## [Figure record listings]

=-=-=-=-=

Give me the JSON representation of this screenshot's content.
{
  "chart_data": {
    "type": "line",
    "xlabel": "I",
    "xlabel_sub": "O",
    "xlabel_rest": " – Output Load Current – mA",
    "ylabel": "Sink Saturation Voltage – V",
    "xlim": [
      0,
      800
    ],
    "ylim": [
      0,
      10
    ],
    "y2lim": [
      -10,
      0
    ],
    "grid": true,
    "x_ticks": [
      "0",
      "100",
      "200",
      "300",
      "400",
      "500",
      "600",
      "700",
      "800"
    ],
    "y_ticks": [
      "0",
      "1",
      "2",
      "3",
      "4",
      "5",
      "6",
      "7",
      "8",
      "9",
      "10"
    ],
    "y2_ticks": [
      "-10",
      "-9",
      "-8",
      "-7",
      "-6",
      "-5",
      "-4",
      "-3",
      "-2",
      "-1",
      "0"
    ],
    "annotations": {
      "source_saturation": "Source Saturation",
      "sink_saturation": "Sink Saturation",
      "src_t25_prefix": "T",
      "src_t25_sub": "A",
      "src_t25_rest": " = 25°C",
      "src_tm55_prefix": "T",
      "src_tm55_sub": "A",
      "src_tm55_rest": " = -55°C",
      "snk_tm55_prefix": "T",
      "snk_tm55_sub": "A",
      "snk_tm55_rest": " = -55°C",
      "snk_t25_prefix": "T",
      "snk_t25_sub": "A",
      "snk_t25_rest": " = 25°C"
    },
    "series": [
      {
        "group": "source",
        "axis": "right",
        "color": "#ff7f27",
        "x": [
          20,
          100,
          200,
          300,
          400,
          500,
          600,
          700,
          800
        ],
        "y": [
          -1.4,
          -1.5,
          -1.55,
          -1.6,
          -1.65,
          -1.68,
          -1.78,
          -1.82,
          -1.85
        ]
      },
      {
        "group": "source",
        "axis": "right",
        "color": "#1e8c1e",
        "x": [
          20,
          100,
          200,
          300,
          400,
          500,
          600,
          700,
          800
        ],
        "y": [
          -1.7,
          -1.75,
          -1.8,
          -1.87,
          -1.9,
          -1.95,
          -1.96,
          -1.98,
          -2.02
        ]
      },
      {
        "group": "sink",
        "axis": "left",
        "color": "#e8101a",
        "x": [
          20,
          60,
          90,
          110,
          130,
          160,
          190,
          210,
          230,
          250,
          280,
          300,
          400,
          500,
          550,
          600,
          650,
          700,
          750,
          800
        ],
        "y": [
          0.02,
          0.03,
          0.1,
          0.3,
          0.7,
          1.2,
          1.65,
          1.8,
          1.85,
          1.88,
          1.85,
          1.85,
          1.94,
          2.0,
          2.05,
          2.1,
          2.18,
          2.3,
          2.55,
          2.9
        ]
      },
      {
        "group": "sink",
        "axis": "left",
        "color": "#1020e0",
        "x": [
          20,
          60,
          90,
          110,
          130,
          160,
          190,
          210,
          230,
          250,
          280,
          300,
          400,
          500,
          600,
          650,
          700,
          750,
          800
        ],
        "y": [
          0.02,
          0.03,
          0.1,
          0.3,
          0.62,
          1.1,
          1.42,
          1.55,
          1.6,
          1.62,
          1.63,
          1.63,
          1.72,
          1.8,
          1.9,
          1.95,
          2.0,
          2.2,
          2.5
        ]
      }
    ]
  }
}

=-=-=-=-=

## [Exercise aim]
Where a line in the material above holds "Saturation", copy that line.

## [Exercise answer]
    "ylabel": "Sink Saturation Voltage – V",
      "source_saturation": "Source Saturation",
      "sink_saturation": "Sink Saturation",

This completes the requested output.